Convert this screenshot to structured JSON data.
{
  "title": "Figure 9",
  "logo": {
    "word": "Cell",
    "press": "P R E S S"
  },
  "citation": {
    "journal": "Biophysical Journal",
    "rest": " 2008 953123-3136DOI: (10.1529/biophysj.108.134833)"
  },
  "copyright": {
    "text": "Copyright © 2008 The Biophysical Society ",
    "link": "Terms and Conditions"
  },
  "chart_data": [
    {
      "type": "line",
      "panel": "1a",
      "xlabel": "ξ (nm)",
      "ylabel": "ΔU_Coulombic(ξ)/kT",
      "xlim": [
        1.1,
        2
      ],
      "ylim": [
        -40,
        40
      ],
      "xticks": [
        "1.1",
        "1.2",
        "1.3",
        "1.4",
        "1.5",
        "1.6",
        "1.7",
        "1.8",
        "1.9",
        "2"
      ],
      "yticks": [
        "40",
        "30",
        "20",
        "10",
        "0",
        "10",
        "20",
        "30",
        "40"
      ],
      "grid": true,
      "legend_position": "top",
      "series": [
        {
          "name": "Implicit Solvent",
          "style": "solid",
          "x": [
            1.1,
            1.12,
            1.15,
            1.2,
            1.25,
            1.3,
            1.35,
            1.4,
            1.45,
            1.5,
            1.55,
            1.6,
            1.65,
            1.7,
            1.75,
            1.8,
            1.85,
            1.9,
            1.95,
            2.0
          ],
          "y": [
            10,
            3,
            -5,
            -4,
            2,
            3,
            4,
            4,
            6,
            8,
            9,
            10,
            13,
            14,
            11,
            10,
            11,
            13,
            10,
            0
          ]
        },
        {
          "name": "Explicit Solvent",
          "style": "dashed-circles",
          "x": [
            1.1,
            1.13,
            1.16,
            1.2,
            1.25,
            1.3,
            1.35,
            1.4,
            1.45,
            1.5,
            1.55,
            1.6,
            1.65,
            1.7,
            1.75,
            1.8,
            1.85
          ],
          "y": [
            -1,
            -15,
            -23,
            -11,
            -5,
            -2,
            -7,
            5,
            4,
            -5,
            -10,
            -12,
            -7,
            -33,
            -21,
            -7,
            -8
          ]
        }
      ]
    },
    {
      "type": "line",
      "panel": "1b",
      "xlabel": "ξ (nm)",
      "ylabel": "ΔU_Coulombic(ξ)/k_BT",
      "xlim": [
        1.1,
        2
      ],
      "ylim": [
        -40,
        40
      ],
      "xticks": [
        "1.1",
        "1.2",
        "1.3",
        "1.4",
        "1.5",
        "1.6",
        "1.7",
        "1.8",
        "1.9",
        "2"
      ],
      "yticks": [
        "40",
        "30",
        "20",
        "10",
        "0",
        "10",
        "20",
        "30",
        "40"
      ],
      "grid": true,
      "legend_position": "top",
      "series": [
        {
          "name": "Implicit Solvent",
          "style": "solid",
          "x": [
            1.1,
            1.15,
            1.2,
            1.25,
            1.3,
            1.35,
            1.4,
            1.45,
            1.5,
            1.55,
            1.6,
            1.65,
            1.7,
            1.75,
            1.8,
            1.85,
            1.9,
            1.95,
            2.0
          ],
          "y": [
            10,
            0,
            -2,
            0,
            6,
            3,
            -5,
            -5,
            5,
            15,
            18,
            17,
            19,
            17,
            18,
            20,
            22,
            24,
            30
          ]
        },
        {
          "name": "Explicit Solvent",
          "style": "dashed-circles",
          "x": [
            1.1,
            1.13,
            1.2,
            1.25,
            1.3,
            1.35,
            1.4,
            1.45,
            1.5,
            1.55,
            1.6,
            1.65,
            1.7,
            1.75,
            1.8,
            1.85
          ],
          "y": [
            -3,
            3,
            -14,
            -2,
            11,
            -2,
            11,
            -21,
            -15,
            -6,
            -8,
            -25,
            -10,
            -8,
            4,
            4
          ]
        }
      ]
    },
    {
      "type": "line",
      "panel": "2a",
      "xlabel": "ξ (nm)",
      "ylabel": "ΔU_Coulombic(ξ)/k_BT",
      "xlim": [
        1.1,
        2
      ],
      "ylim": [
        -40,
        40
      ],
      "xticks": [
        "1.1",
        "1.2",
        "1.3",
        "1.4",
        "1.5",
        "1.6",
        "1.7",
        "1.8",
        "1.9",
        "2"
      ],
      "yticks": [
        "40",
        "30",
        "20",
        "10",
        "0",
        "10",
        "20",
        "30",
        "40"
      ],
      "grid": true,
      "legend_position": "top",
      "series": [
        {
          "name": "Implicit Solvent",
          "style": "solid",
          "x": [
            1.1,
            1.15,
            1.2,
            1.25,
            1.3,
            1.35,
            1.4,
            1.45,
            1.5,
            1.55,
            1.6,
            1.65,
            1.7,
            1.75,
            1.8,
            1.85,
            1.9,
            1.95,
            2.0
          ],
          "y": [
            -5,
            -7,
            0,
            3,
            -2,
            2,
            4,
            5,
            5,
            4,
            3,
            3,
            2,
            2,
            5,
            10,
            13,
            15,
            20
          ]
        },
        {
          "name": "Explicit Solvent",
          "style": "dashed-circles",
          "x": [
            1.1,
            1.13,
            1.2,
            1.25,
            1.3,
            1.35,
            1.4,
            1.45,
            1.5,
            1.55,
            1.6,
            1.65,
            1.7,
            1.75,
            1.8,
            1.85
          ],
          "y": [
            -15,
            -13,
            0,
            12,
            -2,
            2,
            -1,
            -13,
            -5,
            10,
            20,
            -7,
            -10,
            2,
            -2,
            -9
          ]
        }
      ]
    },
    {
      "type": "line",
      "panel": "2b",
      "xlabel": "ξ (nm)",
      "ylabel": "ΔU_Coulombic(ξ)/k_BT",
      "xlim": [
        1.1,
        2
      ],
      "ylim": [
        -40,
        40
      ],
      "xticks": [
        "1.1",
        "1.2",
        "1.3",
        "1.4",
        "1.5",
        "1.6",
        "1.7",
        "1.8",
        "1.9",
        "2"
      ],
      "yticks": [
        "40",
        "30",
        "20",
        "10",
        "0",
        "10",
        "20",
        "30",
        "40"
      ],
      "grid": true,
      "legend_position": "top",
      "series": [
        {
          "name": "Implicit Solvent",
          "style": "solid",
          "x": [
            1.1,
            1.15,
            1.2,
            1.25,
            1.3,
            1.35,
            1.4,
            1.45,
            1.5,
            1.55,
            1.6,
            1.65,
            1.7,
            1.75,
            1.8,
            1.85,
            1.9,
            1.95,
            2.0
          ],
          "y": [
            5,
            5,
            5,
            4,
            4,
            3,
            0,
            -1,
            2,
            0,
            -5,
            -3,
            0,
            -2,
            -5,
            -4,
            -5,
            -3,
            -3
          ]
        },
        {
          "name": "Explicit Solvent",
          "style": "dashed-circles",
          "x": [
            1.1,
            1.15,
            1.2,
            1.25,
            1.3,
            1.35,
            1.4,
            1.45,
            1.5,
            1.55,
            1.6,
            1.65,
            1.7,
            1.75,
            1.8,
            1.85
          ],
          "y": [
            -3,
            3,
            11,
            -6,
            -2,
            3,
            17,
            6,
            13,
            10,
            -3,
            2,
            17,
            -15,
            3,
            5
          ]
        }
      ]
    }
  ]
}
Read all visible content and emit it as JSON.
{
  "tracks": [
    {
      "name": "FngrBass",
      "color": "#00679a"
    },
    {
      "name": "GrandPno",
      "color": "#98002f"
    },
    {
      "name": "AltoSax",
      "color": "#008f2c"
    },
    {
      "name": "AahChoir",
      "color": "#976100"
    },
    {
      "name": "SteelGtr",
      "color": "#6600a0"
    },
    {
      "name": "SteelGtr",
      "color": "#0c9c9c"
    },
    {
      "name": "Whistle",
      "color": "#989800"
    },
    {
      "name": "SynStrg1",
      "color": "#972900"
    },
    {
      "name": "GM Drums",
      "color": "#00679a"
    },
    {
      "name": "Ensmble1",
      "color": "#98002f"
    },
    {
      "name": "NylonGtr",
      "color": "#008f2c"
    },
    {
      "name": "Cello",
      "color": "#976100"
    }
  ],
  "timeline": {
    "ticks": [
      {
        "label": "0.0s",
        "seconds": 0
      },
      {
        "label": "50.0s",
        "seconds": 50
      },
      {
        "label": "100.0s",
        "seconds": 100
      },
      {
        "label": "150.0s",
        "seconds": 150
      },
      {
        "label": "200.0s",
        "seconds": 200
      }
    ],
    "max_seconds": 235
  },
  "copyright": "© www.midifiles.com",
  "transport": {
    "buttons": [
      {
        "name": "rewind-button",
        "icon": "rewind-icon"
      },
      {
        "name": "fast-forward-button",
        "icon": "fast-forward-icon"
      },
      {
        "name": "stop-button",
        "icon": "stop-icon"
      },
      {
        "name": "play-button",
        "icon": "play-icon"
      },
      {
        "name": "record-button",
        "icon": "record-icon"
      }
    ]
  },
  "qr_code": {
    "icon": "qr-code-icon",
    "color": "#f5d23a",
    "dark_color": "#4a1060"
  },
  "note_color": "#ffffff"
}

——

* Task details:
How many lines of the data hold the string "fast"? Reply with the number alone.

* Result:
2